◆ **Task material**

________________________________________

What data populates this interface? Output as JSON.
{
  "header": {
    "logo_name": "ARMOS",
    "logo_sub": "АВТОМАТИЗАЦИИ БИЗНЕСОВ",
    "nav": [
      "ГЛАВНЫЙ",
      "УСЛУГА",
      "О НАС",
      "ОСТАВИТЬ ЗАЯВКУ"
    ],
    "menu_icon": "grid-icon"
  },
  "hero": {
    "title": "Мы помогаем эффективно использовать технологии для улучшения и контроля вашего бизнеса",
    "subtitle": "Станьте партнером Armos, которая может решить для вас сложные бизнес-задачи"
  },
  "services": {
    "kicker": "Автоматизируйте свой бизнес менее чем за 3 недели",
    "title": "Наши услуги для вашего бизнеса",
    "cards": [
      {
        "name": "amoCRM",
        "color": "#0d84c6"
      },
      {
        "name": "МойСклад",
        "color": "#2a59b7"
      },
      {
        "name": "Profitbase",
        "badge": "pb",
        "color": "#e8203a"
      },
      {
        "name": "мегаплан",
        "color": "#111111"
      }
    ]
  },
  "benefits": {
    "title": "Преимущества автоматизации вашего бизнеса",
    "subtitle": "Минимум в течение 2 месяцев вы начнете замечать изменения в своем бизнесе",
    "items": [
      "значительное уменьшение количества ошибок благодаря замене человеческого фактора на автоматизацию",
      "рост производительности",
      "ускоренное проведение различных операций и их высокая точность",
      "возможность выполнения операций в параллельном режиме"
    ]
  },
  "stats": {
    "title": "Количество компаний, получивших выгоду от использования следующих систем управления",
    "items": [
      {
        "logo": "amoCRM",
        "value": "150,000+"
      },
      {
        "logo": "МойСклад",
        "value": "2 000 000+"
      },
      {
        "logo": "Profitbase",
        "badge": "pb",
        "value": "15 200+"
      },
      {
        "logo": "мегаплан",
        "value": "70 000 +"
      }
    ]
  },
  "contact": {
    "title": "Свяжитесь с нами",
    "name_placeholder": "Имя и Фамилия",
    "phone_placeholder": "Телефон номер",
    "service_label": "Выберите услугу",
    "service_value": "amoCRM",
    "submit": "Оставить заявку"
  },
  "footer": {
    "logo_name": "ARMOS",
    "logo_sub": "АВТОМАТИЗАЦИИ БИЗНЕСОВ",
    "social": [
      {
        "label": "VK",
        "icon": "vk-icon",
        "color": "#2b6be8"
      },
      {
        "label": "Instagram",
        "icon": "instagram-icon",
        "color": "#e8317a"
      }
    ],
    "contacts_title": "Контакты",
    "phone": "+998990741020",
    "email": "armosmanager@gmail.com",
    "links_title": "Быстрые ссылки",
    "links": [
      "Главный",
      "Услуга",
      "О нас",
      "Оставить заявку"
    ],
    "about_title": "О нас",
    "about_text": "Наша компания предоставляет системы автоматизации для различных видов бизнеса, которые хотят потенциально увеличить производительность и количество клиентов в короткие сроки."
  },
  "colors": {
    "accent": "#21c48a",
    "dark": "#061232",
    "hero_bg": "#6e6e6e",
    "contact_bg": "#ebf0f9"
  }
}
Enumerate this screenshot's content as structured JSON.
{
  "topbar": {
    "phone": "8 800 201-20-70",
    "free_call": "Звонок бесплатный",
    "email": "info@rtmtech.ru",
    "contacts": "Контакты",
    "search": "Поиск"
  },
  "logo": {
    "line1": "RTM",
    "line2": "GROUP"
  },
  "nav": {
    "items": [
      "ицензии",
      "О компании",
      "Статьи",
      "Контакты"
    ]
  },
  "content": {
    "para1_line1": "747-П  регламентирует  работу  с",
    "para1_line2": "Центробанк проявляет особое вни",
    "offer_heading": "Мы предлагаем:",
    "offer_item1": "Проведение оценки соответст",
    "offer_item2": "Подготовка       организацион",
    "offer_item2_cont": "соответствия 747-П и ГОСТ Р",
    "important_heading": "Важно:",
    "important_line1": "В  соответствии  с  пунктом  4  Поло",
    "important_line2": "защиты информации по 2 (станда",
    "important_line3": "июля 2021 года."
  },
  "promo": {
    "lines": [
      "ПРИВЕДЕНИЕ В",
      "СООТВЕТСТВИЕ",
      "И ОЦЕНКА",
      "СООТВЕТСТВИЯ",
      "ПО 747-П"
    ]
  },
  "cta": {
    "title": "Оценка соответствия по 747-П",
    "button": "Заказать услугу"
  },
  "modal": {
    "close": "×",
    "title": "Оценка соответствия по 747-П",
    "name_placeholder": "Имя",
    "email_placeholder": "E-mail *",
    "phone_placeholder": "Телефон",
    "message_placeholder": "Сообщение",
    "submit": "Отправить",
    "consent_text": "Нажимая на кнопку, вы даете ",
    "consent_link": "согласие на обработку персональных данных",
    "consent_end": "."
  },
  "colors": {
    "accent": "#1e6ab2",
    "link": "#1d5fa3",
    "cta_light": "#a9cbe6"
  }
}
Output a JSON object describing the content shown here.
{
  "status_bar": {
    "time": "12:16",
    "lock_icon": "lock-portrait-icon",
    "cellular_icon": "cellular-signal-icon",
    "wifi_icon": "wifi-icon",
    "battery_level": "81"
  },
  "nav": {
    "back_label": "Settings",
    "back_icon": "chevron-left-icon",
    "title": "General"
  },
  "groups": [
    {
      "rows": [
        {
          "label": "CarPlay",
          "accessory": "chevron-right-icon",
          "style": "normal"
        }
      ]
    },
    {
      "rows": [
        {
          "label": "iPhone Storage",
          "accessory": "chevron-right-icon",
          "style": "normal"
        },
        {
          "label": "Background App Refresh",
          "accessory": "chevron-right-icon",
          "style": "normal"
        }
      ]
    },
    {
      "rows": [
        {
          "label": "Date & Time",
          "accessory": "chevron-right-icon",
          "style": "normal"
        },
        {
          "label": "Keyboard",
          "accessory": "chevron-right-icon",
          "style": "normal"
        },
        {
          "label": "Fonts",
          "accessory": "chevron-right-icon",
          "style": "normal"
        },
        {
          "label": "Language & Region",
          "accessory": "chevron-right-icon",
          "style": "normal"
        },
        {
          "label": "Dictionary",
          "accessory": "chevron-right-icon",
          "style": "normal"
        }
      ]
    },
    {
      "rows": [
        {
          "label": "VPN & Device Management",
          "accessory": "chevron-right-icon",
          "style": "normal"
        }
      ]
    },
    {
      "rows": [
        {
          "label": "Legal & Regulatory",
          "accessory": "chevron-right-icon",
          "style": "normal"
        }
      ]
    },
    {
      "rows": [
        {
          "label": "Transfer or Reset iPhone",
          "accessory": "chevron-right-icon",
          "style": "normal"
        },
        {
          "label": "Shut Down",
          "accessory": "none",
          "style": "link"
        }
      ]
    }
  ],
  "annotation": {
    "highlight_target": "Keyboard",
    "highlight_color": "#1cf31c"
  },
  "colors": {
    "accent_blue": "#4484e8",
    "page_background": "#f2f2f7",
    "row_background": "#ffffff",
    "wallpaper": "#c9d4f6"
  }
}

________________________________________

◆ **Instructions to follow**
Nothing in the data may differ; print all of it exactly as written.

◆ **Response for this exercise**
What data populates this interface? Output as JSON.
{
  "header": {
    "logo_name": "ARMOS",
    "logo_sub": "АВТОМАТИЗАЦИИ БИЗНЕСОВ",
    "nav": [
      "ГЛАВНЫЙ",
      "УСЛУГА",
      "О НАС",
      "ОСТАВИТЬ ЗАЯВКУ"
    ],
    "menu_icon": "grid-icon"
  },
  "hero": {
    "title": "Мы помогаем эффективно использовать технологии для улучшения и контроля вашего бизнеса",
    "subtitle": "Станьте партнером Armos, которая может решить для вас сложные бизнес-задачи"
  },
  "services": {
    "kicker": "Автоматизируйте свой бизнес менее чем за 3 недели",
    "title": "Наши услуги для вашего бизнеса",
    "cards": [
      {
        "name": "amoCRM",
        "color": "#0d84c6"
      },
      {
        "name": "МойСклад",
        "color": "#2a59b7"
      },
      {
        "name": "Profitbase",
        "badge": "pb",
        "color": "#e8203a"
      },
      {
        "name": "мегаплан",
        "color": "#111111"
      }
    ]
  },
  "benefits": {
    "title": "Преимущества автоматизации вашего бизнеса",
    "subtitle": "Минимум в течение 2 месяцев вы начнете замечать изменения в своем бизнесе",
    "items": [
      "значительное уменьшение количества ошибок благодаря замене человеческого фактора на автоматизацию",
      "рост производительности",
      "ускоренное проведение различных операций и их высокая точность",
      "возможность выполнения операций в параллельном режиме"
    ]
  },
  "stats": {
    "title": "Количество компаний, получивших выгоду от использования следующих систем управления",
    "items": [
      {
        "logo": "amoCRM",
        "value": "150,000+"
      },
      {
        "logo": "МойСклад",
        "value": "2 000 000+"
      },
      {
        "logo": "Profitbase",
        "badge": "pb",
        "value": "15 200+"
      },
      {
        "logo": "мегаплан",
        "value": "70 000 +"
      }
    ]
  },
  "contact": {
    "title": "Свяжитесь с нами",
    "name_placeholder": "Имя и Фамилия",
    "phone_placeholder": "Телефон номер",
    "service_label": "Выберите услугу",
    "service_value": "amoCRM",
    "submit": "Оставить заявку"
  },
  "footer": {
    "logo_name": "ARMOS",
    "logo_sub": "АВТОМАТИЗАЦИИ БИЗНЕСОВ",
    "social": [
      {
        "label": "VK",
        "icon": "vk-icon",
        "color": "#2b6be8"
      },
      {
        "label": "Instagram",
        "icon": "instagram-icon",
        "color": "#e8317a"
      }
    ],
    "contacts_title": "Контакты",
    "phone": "+998990741020",
    "email": "armosmanager@gmail.com",
    "links_title": "Быстрые ссылки",
    "links": [
      "Главный",
      "Услуга",
      "О нас",
      "Оставить заявку"
    ],
    "about_title": "О нас",
    "about_text": "Наша компания предоставляет системы автоматизации для различных видов бизнеса, которые хотят потенциально увеличить производительность и количество клиентов в короткие сроки."
  },
  "colors": {
    "accent": "#21c48a",
    "dark": "#061232",
    "hero_bg": "#6e6e6e",
    "contact_bg": "#ebf0f9"
  }
}
Enumerate this screenshot's content as structured JSON.
{
  "topbar": {
    "phone": "8 800 201-20-70",
    "free_call": "Звонок бесплатный",
    "email": "info@rtmtech.ru",
    "contacts": "Контакты",
    "search": "Поиск"
  },
  "logo": {
    "line1": "RTM",
    "line2": "GROUP"
  },
  "nav": {
    "items": [
      "ицензии",
      "О компании",
      "Статьи",
      "Контакты"
    ]
  },
  "content": {
    "para1_line1": "747-П  регламентирует  работу  с",
    "para1_line2": "Центробанк проявляет особое вни",
    "offer_heading": "Мы предлагаем:",
    "offer_item1": "Проведение оценки соответст",
    "offer_item2": "Подготовка       организацион",
    "offer_item2_cont": "соответствия 747-П и ГОСТ Р",
    "important_heading": "Важно:",
    "important_line1": "В  соответствии  с  пунктом  4  Поло",
    "important_line2": "защиты информации по 2 (станда",
    "important_line3": "июля 2021 года."
  },
  "promo": {
    "lines": [
      "ПРИВЕДЕНИЕ В",
      "СООТВЕТСТВИЕ",
      "И ОЦЕНКА",
      "СООТВЕТСТВИЯ",
      "ПО 747-П"
    ]
  },
  "cta": {
    "title": "Оценка соответствия по 747-П",
    "button": "Заказать услугу"
  },
  "modal": {
    "close": "×",
    "title": "Оценка соответствия по 747-П",
    "name_placeholder": "Имя",
    "email_placeholder": "E-mail *",
    "phone_placeholder": "Телефон",
    "message_placeholder": "Сообщение",
    "submit": "Отправить",
    "consent_text": "Нажимая на кнопку, вы даете ",
    "consent_link": "согласие на обработку персональных данных",
    "consent_end": "."
  },
  "colors": {
    "accent": "#1e6ab2",
    "link": "#1d5fa3",
    "cta_light": "#a9cbe6"
  }
}
Output a JSON object describing the content shown here.
{
  "status_bar": {
    "time": "12:16",
    "lock_icon": "lock-portrait-icon",
    "cellular_icon": "cellular-signal-icon",
    "wifi_icon": "wifi-icon",
    "battery_level": "81"
  },
  "nav": {
    "back_label": "Settings",
    "back_icon": "chevron-left-icon",
    "title": "General"
  },
  "groups": [
    {
      "rows": [
        {
          "label": "CarPlay",
          "accessory": "chevron-right-icon",
          "style": "normal"
        }
      ]
    },
    {
      "rows": [
        {
          "label": "iPhone Storage",
          "accessory": "chevron-right-icon",
          "style": "normal"
        },
        {
          "label": "Background App Refresh",
          "accessory": "chevron-right-icon",
          "style": "normal"
        }
      ]
    },
    {
      "rows": [
        {
          "label": "Date & Time",
          "accessory": "chevron-right-icon",
          "style": "normal"
        },
        {
          "label": "Keyboard",
          "accessory": "chevron-right-icon",
          "style": "normal"
        },
        {
          "label": "Fonts",
          "accessory": "chevron-right-icon",
          "style": "normal"
        },
        {
          "label": "Language & Region",
          "accessory": "chevron-right-icon",
          "style": "normal"
        },
        {
          "label": "Dictionary",
          "accessory": "chevron-right-icon",
          "style": "normal"
        }
      ]
    },
    {
      "rows": [
        {
          "label": "VPN & Device Management",
          "accessory": "chevron-right-icon",
          "style": "normal"
        }
      ]
    },
    {
      "rows": [
        {
          "label": "Legal & Regulatory",
          "accessory": "chevron-right-icon",
          "style": "normal"
        }
      ]
    },
    {
      "rows": [
        {
          "label": "Transfer or Reset iPhone",
          "accessory": "chevron-right-icon",
          "style": "normal"
        },
        {
          "label": "Shut Down",
          "accessory": "none",
          "style": "link"
        }
      ]
    }
  ],
  "annotation": {
    "highlight_target": "Keyboard",
    "highlight_color": "#1cf31c"
  },
  "colors": {
    "accent_blue": "#4484e8",
    "page_background": "#f2f2f7",
    "row_background": "#ffffff",
    "wallpaper": "#c9d4f6"
  }
}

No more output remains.